[Data records]
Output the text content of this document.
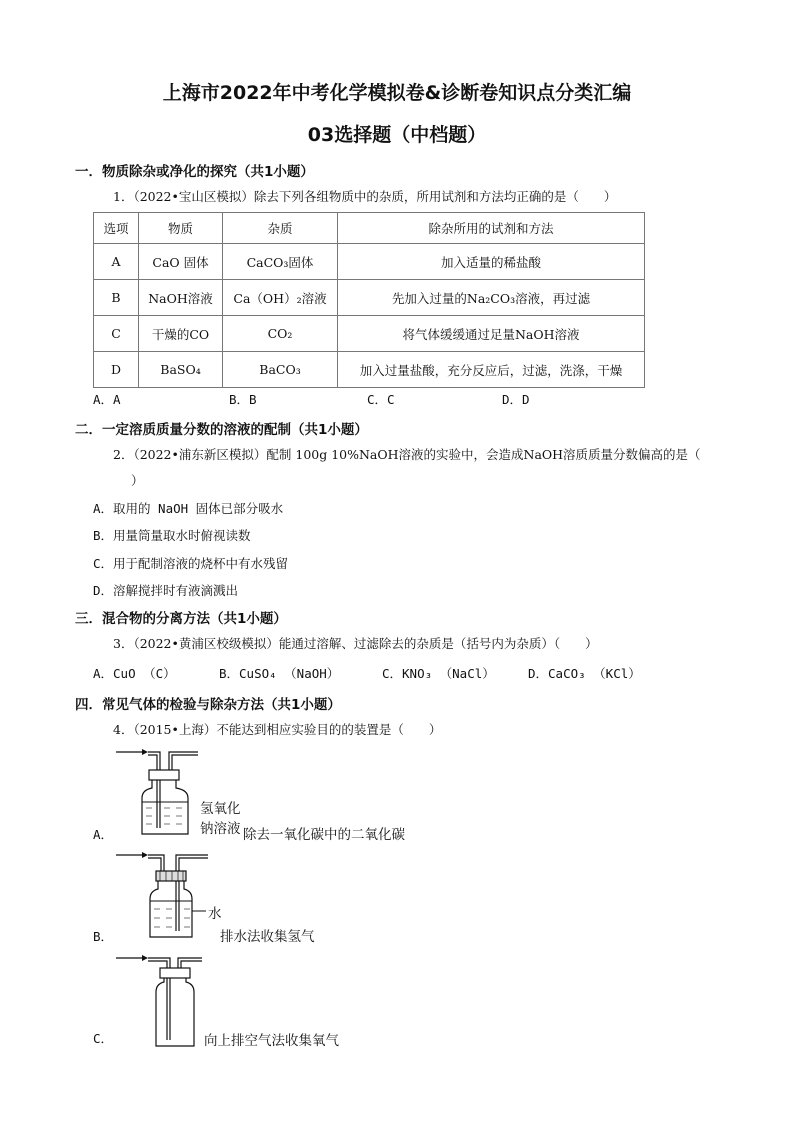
上海市2022年中考化学模拟卷&诊断卷知识点分类汇编
03选择题（中档题）
一．物质除杂或净化的探究（共1小题）
1．（2022•宝山区模拟）除去下列各组物质中的杂质，所用试剂和方法均正确的是（　　）
选项	物质	杂质	除杂所用的试剂和方法
A	CaO 固体	CaCO₃固体	加入适量的稀盐酸
B	NaOH溶液	Ca（OH）₂溶液	先加入过量的Na₂CO₃溶液，再过滤
C	干燥的CO	CO₂	将气体缓缓通过足量NaOH溶液
D	BaSO₄	BaCO₃	加入过量盐酸，充分反应后，过滤，洗涤，干燥
A．A	B．B	C．C	D．D
二．一定溶质质量分数的溶液的配制（共1小题）
2．（2022•浦东新区模拟）配制 100g 10%NaOH溶液的实验中，会造成NaOH溶质质量分数偏高的是（
）
A．取用的 NaOH 固体已部分吸水
B．用量筒量取水时俯视读数
C．用于配制溶液的烧杯中有水残留
D．溶解搅拌时有液滴溅出
三．混合物的分离方法（共1小题）
3．（2022•黄浦区校级模拟）能通过溶解、过滤除去的杂质是（括号内为杂质）（　　）
A．CuO （C）	B．CuSO₄ （NaOH）	C．KNO₃ （NaCl）	D．CaCO₃ （KCl）
四．常见气体的检验与除杂方法（共1小题）
4．（2015•上海）不能达到相应实验目的的装置是（　　）
A．
氢氧化
钠溶液 除去一氧化碳中的二氧化碳
B．
水
排水法收集氢气
C．	向上排空气法收集氧气
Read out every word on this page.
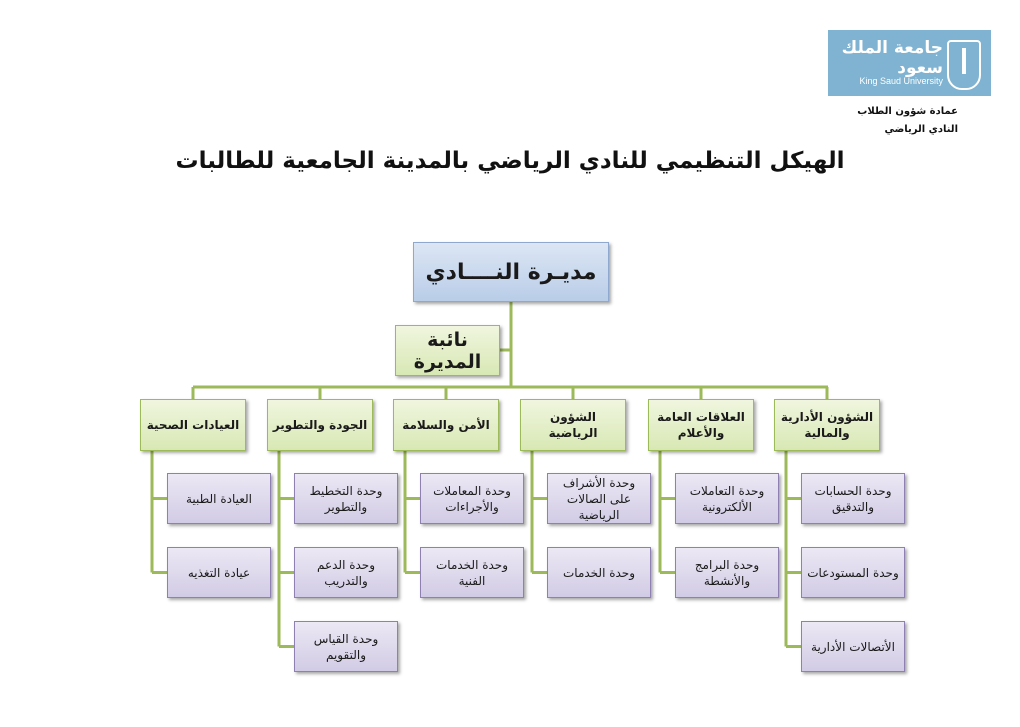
جامعة الملك سعود
King Saud University
عمادة شؤون الطلاب
النادي الرياضي
الهيكل التنظيمي للنادي الرياضي بالمدينة الجامعية للطالبات
مديـرة النــــادي
نائبة المديرة
الشؤون الأدارية والمالية
وحدة الحسابات والتدقيق
وحدة المستودعات
الأتصالات الأدارية
العلاقات العامة والأعلام
وحدة التعاملات الألكترونية
وحدة البرامج والأنشطة
الشؤون الرياضية
وحدة الأشراف على الصالات الرياضية
وحدة الخدمات
الأمن والسلامة
وحدة المعاملات والأجراءات
وحدة الخدمات الفنية
الجودة والتطوير
وحدة التخطيط والتطوير
وحدة الدعم والتدريب
وحدة القياس والتقويم
العيادات الصحية
العيادة الطبية
عيادة التغذيه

--- The task ---
Reply with the number of lines in the data that include the string "الأدارية" and nothing else.

--- Answer in full ---
2